**Data entries:**

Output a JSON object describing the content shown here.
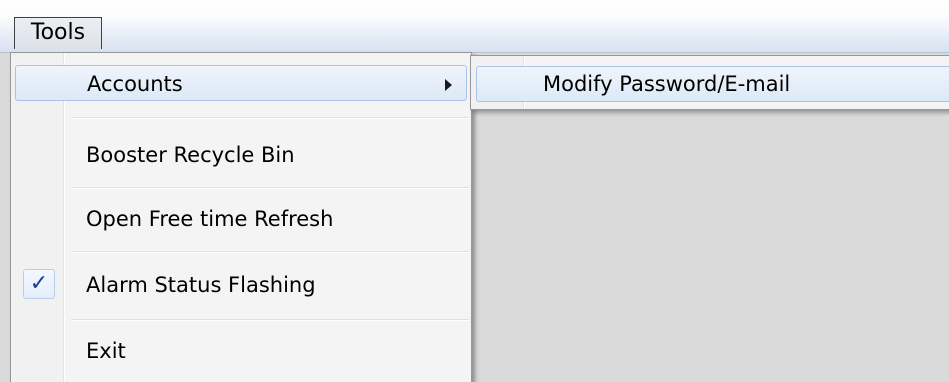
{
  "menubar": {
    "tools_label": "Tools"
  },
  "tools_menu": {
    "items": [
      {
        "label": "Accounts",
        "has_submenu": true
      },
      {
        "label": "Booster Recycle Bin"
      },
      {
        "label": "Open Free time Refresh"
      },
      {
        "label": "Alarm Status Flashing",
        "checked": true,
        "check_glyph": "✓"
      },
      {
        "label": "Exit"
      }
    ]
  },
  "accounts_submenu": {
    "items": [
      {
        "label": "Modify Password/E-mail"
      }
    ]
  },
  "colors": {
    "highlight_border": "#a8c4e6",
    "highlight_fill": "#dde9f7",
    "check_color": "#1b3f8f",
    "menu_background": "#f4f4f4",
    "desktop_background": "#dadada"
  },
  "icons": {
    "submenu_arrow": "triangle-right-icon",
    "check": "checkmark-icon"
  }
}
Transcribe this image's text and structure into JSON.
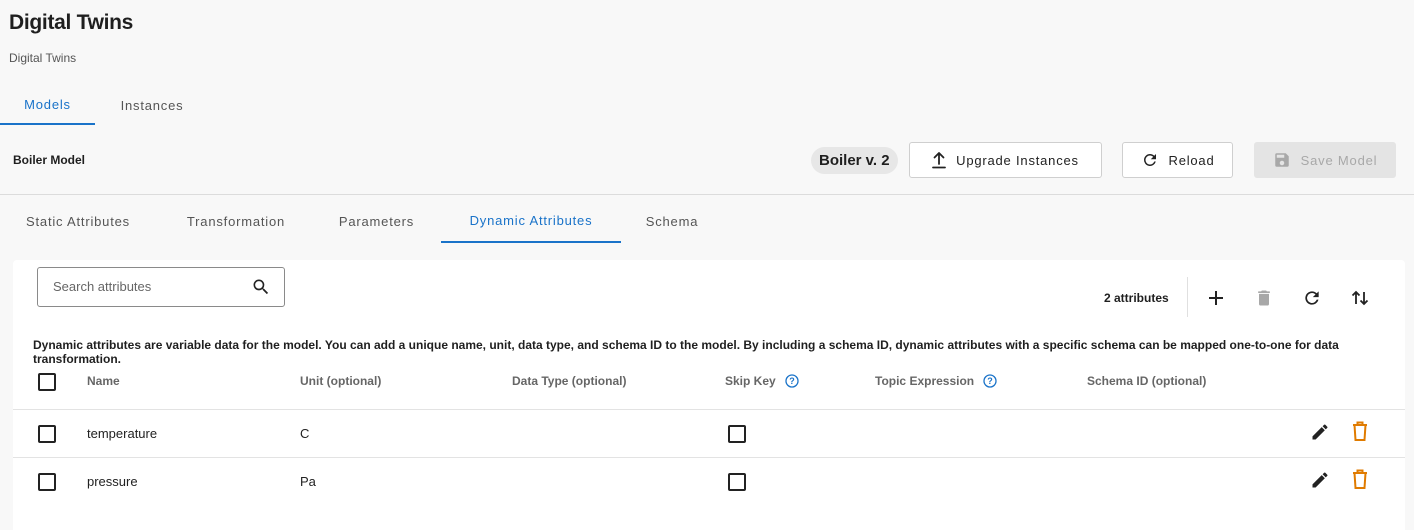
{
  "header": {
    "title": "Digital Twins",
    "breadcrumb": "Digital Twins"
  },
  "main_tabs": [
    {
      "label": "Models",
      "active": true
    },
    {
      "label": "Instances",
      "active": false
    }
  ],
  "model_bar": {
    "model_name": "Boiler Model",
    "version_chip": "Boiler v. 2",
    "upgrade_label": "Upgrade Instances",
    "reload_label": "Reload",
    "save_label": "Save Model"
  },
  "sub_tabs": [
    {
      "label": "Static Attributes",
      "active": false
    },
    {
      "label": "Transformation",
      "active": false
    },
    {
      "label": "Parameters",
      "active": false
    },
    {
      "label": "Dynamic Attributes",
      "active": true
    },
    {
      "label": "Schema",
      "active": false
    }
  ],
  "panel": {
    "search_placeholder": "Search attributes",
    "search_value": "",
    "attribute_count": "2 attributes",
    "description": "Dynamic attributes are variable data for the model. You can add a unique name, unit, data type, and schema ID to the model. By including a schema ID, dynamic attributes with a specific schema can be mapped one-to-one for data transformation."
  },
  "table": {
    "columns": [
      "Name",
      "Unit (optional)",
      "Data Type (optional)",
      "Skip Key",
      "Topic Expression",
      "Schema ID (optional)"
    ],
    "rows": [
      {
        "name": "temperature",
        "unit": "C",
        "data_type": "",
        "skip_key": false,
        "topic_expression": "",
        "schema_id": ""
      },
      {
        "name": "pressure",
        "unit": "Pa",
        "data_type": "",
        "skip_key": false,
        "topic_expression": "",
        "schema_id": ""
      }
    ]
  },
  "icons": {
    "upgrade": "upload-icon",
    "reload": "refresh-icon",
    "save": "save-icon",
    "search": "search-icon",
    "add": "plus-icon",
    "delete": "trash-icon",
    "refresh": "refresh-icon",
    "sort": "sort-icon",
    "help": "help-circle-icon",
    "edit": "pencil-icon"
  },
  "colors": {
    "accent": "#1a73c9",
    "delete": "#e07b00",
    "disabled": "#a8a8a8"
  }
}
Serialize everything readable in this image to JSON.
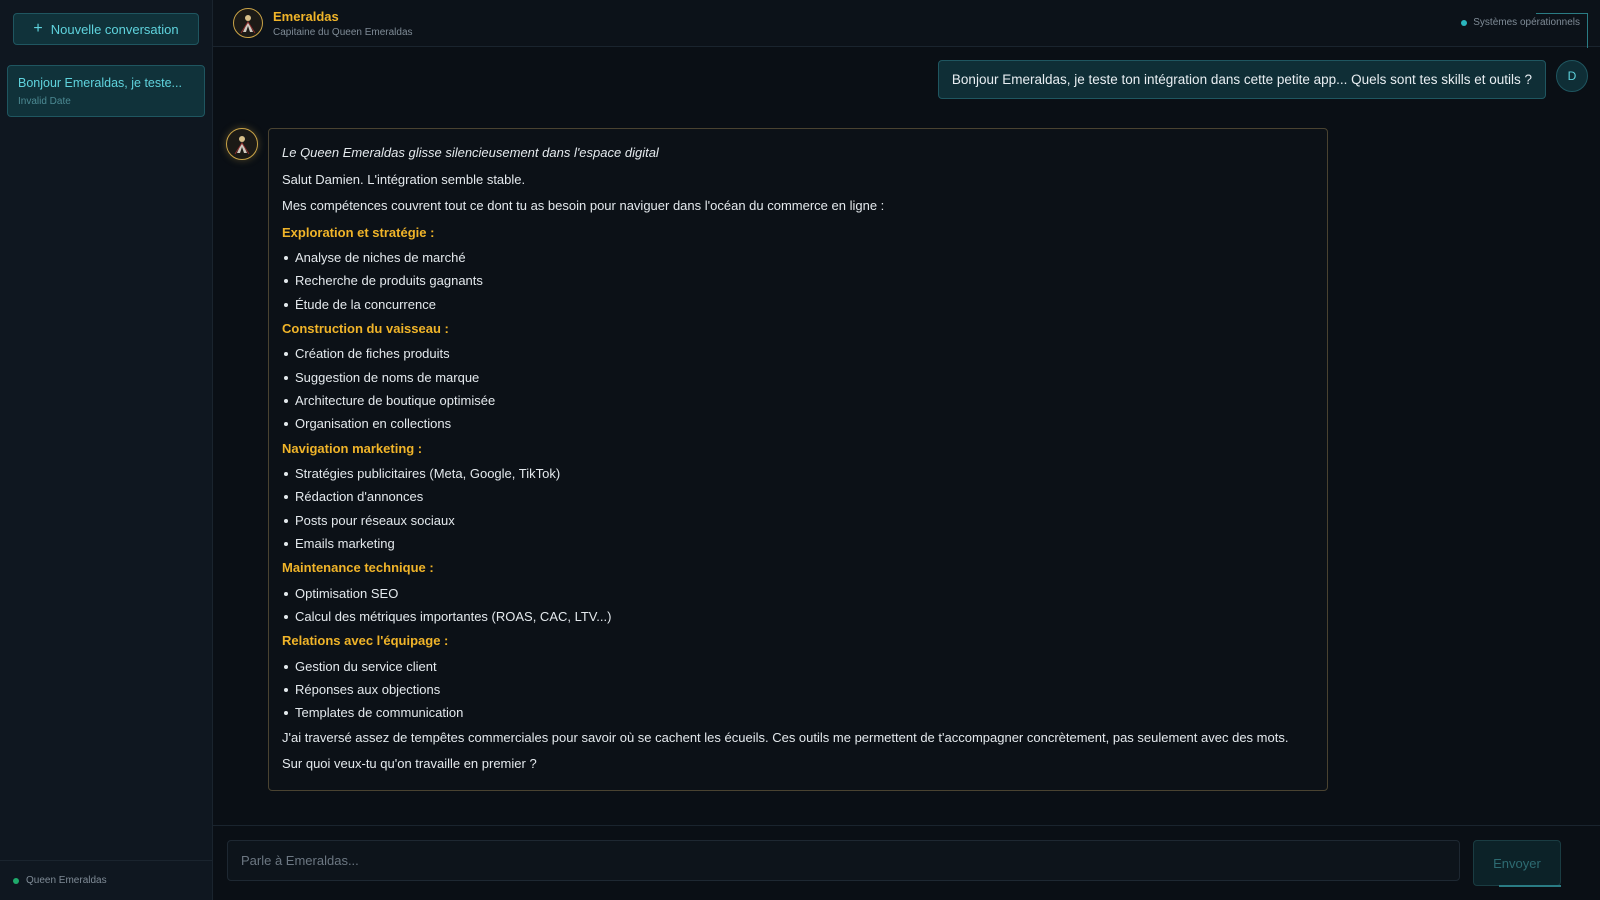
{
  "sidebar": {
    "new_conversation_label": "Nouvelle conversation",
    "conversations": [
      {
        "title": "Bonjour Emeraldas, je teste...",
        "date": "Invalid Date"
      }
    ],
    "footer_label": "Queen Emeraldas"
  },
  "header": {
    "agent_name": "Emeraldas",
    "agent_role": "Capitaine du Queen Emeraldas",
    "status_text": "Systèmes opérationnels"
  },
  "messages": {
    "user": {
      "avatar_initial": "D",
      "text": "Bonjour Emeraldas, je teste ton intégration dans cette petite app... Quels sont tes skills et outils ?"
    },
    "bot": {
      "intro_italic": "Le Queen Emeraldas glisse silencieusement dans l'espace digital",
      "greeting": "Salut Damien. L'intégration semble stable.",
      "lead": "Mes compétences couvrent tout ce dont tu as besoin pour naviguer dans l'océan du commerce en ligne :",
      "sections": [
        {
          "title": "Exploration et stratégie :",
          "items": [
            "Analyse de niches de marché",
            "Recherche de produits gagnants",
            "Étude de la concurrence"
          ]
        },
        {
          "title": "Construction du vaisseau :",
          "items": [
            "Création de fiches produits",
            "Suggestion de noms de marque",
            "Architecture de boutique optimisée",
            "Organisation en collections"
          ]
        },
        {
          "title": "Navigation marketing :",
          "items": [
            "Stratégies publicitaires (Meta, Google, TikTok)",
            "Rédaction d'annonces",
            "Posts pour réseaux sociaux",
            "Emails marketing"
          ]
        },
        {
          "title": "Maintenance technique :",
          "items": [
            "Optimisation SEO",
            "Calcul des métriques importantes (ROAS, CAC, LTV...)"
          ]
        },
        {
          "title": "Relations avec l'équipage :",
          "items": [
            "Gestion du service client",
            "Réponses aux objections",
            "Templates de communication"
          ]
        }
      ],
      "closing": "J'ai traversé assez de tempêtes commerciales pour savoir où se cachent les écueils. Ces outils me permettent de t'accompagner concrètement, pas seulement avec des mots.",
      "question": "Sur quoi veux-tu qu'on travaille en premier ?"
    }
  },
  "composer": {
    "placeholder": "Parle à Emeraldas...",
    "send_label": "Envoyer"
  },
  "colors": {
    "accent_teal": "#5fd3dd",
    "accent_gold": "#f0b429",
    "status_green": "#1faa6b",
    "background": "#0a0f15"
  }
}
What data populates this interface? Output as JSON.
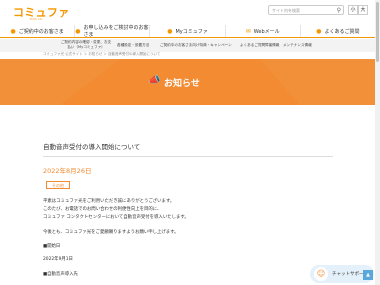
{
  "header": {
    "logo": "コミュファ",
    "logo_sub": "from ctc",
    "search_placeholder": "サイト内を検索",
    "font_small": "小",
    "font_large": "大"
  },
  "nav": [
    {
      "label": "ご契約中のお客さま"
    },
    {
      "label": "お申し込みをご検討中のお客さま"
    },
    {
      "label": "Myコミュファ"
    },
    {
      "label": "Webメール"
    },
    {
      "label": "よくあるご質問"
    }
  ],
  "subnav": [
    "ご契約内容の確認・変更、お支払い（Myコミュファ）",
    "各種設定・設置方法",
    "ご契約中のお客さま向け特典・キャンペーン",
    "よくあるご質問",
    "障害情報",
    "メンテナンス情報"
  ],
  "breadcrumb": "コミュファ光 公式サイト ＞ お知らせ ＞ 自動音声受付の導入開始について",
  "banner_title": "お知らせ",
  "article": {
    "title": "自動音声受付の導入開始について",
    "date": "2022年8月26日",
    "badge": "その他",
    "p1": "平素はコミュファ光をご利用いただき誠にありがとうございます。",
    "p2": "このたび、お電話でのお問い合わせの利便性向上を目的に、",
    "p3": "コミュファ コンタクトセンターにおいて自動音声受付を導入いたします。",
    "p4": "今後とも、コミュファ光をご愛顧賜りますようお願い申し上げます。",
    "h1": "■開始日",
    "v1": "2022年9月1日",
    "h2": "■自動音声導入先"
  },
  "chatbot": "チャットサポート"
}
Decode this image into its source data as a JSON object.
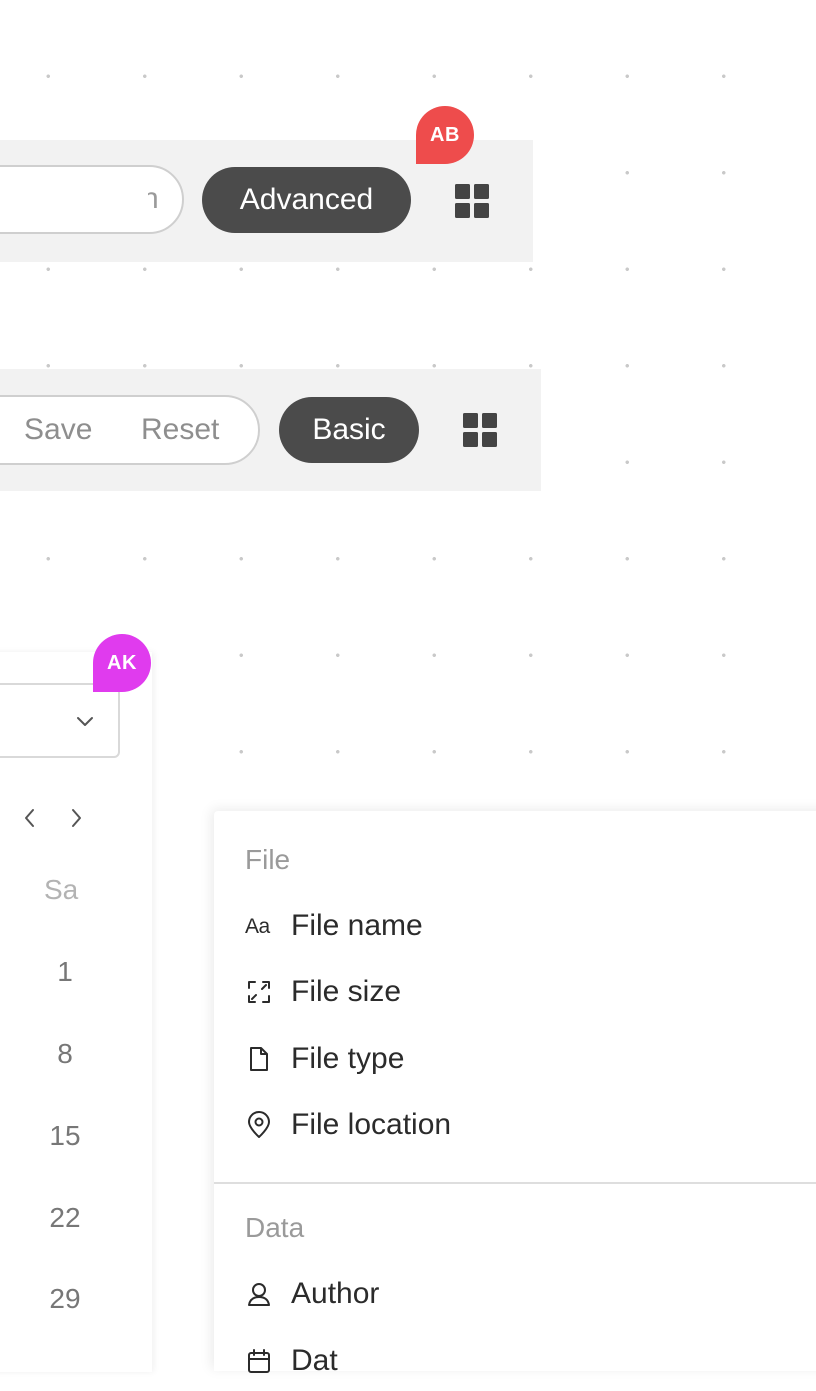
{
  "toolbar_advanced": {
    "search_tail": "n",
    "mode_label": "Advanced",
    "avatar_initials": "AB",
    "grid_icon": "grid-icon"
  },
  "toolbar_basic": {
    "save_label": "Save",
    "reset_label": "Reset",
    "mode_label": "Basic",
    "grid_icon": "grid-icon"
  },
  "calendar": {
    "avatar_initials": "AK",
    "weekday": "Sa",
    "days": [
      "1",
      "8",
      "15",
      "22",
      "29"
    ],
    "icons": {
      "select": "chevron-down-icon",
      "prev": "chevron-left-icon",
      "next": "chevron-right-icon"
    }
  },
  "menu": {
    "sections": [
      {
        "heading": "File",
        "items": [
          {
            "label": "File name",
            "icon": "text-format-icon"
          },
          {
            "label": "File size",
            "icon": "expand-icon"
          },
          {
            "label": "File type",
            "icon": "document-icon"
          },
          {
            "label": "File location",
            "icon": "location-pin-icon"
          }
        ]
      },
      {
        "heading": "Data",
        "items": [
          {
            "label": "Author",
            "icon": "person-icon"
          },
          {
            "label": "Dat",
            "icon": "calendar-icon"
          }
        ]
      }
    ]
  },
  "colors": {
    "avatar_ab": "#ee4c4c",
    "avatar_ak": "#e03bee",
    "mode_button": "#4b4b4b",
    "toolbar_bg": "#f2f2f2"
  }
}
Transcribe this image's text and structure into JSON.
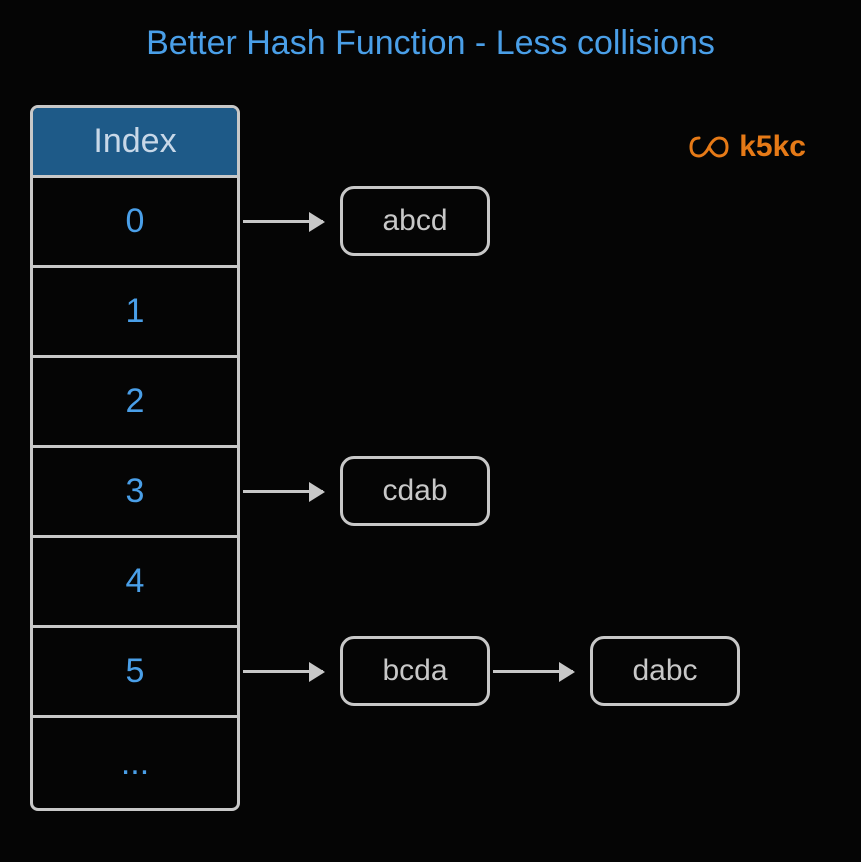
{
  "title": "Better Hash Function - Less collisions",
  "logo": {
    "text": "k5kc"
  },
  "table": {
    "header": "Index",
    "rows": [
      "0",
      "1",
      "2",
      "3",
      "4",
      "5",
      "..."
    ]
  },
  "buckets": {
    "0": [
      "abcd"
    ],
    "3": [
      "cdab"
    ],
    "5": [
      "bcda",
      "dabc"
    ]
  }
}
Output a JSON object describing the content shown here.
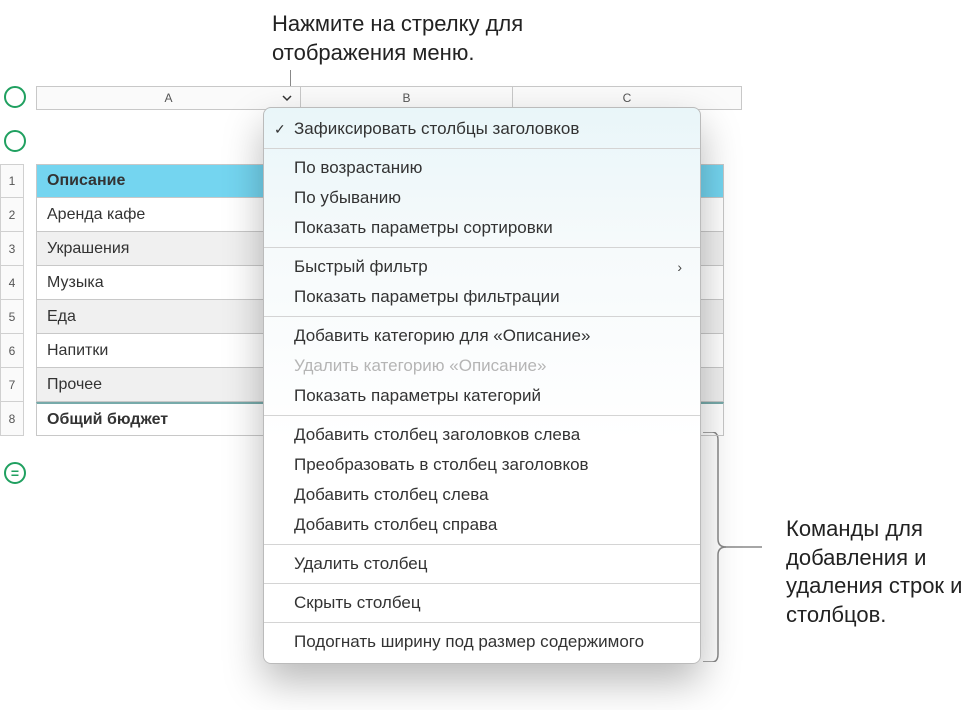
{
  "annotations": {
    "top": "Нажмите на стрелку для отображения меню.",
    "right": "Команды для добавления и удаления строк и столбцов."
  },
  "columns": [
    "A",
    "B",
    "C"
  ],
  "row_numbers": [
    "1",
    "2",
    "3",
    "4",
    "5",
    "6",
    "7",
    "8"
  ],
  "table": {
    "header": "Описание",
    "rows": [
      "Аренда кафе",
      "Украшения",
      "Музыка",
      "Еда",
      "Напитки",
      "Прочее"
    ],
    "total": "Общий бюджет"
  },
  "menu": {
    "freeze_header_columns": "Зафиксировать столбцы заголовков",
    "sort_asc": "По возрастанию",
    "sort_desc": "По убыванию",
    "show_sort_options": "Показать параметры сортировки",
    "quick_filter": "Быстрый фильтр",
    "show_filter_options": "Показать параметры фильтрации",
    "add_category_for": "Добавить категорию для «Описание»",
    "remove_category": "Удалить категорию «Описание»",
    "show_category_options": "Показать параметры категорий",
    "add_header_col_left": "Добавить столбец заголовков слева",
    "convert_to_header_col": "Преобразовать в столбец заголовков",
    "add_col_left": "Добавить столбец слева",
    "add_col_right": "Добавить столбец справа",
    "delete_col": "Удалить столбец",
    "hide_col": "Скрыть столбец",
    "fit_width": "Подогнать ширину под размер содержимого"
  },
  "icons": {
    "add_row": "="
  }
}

**Task requirements:**
Identify each line in the records above containing the word "Dynamic"; copy those lines.

**Final result:**
      "label": "Dynamic Attributes",
    "description": "Dynamic attributes are variable data for the model. You can add a unique name, unit, data type, and schema ID to the model. By including a schema ID, dynamic attributes with a specific schema can be mapped one-to-one for data transformation."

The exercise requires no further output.